INSTRUCTIONS TO FOLLOW:
The records that follow should be retyped word for word.

DATA ENTRIES:
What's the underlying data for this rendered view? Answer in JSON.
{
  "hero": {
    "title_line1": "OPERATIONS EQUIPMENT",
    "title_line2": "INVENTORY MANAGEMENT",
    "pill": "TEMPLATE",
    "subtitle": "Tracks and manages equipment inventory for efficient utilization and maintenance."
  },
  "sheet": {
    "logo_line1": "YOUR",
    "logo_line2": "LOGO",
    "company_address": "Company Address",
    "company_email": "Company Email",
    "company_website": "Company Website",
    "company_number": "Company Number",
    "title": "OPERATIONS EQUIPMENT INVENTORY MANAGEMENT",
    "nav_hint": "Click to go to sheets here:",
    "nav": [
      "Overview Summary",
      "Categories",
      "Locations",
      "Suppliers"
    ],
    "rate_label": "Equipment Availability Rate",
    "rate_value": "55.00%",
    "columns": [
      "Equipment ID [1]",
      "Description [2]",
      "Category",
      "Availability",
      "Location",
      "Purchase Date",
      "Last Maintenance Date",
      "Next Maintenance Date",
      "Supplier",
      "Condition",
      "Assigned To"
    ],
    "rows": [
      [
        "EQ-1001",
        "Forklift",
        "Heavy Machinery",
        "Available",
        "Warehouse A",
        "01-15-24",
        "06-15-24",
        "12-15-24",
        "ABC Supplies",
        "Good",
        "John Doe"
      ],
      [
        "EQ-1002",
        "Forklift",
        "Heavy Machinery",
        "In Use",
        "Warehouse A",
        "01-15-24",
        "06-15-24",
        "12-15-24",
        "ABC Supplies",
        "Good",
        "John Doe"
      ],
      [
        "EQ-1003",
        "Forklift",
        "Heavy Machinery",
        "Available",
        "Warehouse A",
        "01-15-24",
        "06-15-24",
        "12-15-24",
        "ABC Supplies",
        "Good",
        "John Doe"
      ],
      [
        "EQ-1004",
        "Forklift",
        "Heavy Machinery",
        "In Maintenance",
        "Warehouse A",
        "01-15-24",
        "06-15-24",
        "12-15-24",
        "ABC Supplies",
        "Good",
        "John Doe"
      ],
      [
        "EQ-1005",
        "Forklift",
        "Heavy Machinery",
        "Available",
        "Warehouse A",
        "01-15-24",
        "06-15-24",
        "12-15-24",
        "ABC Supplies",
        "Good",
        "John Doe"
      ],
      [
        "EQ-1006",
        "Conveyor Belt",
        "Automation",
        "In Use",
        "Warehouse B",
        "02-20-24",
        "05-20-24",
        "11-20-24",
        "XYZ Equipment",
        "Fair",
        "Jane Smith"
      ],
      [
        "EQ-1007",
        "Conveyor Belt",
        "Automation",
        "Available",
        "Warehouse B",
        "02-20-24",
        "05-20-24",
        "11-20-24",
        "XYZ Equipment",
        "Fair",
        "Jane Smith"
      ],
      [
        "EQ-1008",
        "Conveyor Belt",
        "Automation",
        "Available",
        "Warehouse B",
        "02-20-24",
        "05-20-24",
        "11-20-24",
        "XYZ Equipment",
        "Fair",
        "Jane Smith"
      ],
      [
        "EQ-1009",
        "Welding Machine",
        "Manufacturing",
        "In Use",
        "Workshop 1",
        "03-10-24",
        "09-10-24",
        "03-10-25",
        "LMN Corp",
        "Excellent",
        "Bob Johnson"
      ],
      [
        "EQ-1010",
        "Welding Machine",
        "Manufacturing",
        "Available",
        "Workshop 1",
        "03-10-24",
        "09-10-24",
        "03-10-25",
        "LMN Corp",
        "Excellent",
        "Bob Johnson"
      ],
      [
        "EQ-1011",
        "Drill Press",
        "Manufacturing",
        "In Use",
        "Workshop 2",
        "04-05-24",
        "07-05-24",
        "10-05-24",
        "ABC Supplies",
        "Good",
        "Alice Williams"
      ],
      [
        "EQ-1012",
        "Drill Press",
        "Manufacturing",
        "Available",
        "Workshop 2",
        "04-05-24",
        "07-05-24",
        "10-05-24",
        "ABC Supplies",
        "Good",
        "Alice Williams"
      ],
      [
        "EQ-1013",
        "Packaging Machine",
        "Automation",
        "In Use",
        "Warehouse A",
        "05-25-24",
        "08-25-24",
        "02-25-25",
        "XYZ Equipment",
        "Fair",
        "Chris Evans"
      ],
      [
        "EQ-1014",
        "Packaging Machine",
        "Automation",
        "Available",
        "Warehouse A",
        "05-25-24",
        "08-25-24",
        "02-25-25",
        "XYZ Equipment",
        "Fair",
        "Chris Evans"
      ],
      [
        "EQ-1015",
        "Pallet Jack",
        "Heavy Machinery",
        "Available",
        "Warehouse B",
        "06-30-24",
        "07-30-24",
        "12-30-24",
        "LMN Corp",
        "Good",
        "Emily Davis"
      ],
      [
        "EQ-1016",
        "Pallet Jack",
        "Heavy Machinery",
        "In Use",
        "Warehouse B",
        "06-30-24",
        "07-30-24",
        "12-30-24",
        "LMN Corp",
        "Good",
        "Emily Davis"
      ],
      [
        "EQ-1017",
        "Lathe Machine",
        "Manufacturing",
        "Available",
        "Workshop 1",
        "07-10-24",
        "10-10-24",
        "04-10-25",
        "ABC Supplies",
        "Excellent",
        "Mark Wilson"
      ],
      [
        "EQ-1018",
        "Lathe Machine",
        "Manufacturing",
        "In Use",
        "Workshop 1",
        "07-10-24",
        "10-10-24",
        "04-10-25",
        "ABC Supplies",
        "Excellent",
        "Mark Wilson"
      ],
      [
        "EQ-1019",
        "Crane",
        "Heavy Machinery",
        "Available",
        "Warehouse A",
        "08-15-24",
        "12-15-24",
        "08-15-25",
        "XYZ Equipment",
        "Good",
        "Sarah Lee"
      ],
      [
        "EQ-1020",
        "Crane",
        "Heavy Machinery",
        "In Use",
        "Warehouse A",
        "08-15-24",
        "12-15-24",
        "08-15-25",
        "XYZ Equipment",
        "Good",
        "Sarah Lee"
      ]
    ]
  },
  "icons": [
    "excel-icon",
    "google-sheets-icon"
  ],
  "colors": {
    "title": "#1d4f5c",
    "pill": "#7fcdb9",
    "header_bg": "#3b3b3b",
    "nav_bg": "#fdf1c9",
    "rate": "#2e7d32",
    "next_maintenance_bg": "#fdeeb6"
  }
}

SOLUTION TO THIS PROBLEM:
What's the underlying data for this rendered view? Answer in JSON.
{
  "hero": {
    "title_line1": "OPERATIONS EQUIPMENT",
    "title_line2": "INVENTORY MANAGEMENT",
    "pill": "TEMPLATE",
    "subtitle": "Tracks and manages equipment inventory for efficient utilization and maintenance."
  },
  "sheet": {
    "logo_line1": "YOUR",
    "logo_line2": "LOGO",
    "company_address": "Company Address",
    "company_email": "Company Email",
    "company_website": "Company Website",
    "company_number": "Company Number",
    "title": "OPERATIONS EQUIPMENT INVENTORY MANAGEMENT",
    "nav_hint": "Click to go to sheets here:",
    "nav": [
      "Overview Summary",
      "Categories",
      "Locations",
      "Suppliers"
    ],
    "rate_label": "Equipment Availability Rate",
    "rate_value": "55.00%",
    "columns": [
      "Equipment ID [1]",
      "Description [2]",
      "Category",
      "Availability",
      "Location",
      "Purchase Date",
      "Last Maintenance Date",
      "Next Maintenance Date",
      "Supplier",
      "Condition",
      "Assigned To"
    ],
    "rows": [
      [
        "EQ-1001",
        "Forklift",
        "Heavy Machinery",
        "Available",
        "Warehouse A",
        "01-15-24",
        "06-15-24",
        "12-15-24",
        "ABC Supplies",
        "Good",
        "John Doe"
      ],
      [
        "EQ-1002",
        "Forklift",
        "Heavy Machinery",
        "In Use",
        "Warehouse A",
        "01-15-24",
        "06-15-24",
        "12-15-24",
        "ABC Supplies",
        "Good",
        "John Doe"
      ],
      [
        "EQ-1003",
        "Forklift",
        "Heavy Machinery",
        "Available",
        "Warehouse A",
        "01-15-24",
        "06-15-24",
        "12-15-24",
        "ABC Supplies",
        "Good",
        "John Doe"
      ],
      [
        "EQ-1004",
        "Forklift",
        "Heavy Machinery",
        "In Maintenance",
        "Warehouse A",
        "01-15-24",
        "06-15-24",
        "12-15-24",
        "ABC Supplies",
        "Good",
        "John Doe"
      ],
      [
        "EQ-1005",
        "Forklift",
        "Heavy Machinery",
        "Available",
        "Warehouse A",
        "01-15-24",
        "06-15-24",
        "12-15-24",
        "ABC Supplies",
        "Good",
        "John Doe"
      ],
      [
        "EQ-1006",
        "Conveyor Belt",
        "Automation",
        "In Use",
        "Warehouse B",
        "02-20-24",
        "05-20-24",
        "11-20-24",
        "XYZ Equipment",
        "Fair",
        "Jane Smith"
      ],
      [
        "EQ-1007",
        "Conveyor Belt",
        "Automation",
        "Available",
        "Warehouse B",
        "02-20-24",
        "05-20-24",
        "11-20-24",
        "XYZ Equipment",
        "Fair",
        "Jane Smith"
      ],
      [
        "EQ-1008",
        "Conveyor Belt",
        "Automation",
        "Available",
        "Warehouse B",
        "02-20-24",
        "05-20-24",
        "11-20-24",
        "XYZ Equipment",
        "Fair",
        "Jane Smith"
      ],
      [
        "EQ-1009",
        "Welding Machine",
        "Manufacturing",
        "In Use",
        "Workshop 1",
        "03-10-24",
        "09-10-24",
        "03-10-25",
        "LMN Corp",
        "Excellent",
        "Bob Johnson"
      ],
      [
        "EQ-1010",
        "Welding Machine",
        "Manufacturing",
        "Available",
        "Workshop 1",
        "03-10-24",
        "09-10-24",
        "03-10-25",
        "LMN Corp",
        "Excellent",
        "Bob Johnson"
      ],
      [
        "EQ-1011",
        "Drill Press",
        "Manufacturing",
        "In Use",
        "Workshop 2",
        "04-05-24",
        "07-05-24",
        "10-05-24",
        "ABC Supplies",
        "Good",
        "Alice Williams"
      ],
      [
        "EQ-1012",
        "Drill Press",
        "Manufacturing",
        "Available",
        "Workshop 2",
        "04-05-24",
        "07-05-24",
        "10-05-24",
        "ABC Supplies",
        "Good",
        "Alice Williams"
      ],
      [
        "EQ-1013",
        "Packaging Machine",
        "Automation",
        "In Use",
        "Warehouse A",
        "05-25-24",
        "08-25-24",
        "02-25-25",
        "XYZ Equipment",
        "Fair",
        "Chris Evans"
      ],
      [
        "EQ-1014",
        "Packaging Machine",
        "Automation",
        "Available",
        "Warehouse A",
        "05-25-24",
        "08-25-24",
        "02-25-25",
        "XYZ Equipment",
        "Fair",
        "Chris Evans"
      ],
      [
        "EQ-1015",
        "Pallet Jack",
        "Heavy Machinery",
        "Available",
        "Warehouse B",
        "06-30-24",
        "07-30-24",
        "12-30-24",
        "LMN Corp",
        "Good",
        "Emily Davis"
      ],
      [
        "EQ-1016",
        "Pallet Jack",
        "Heavy Machinery",
        "In Use",
        "Warehouse B",
        "06-30-24",
        "07-30-24",
        "12-30-24",
        "LMN Corp",
        "Good",
        "Emily Davis"
      ],
      [
        "EQ-1017",
        "Lathe Machine",
        "Manufacturing",
        "Available",
        "Workshop 1",
        "07-10-24",
        "10-10-24",
        "04-10-25",
        "ABC Supplies",
        "Excellent",
        "Mark Wilson"
      ],
      [
        "EQ-1018",
        "Lathe Machine",
        "Manufacturing",
        "In Use",
        "Workshop 1",
        "07-10-24",
        "10-10-24",
        "04-10-25",
        "ABC Supplies",
        "Excellent",
        "Mark Wilson"
      ],
      [
        "EQ-1019",
        "Crane",
        "Heavy Machinery",
        "Available",
        "Warehouse A",
        "08-15-24",
        "12-15-24",
        "08-15-25",
        "XYZ Equipment",
        "Good",
        "Sarah Lee"
      ],
      [
        "EQ-1020",
        "Crane",
        "Heavy Machinery",
        "In Use",
        "Warehouse A",
        "08-15-24",
        "12-15-24",
        "08-15-25",
        "XYZ Equipment",
        "Good",
        "Sarah Lee"
      ]
    ]
  },
  "icons": [
    "excel-icon",
    "google-sheets-icon"
  ],
  "colors": {
    "title": "#1d4f5c",
    "pill": "#7fcdb9",
    "header_bg": "#3b3b3b",
    "nav_bg": "#fdf1c9",
    "rate": "#2e7d32",
    "next_maintenance_bg": "#fdeeb6"
  }
}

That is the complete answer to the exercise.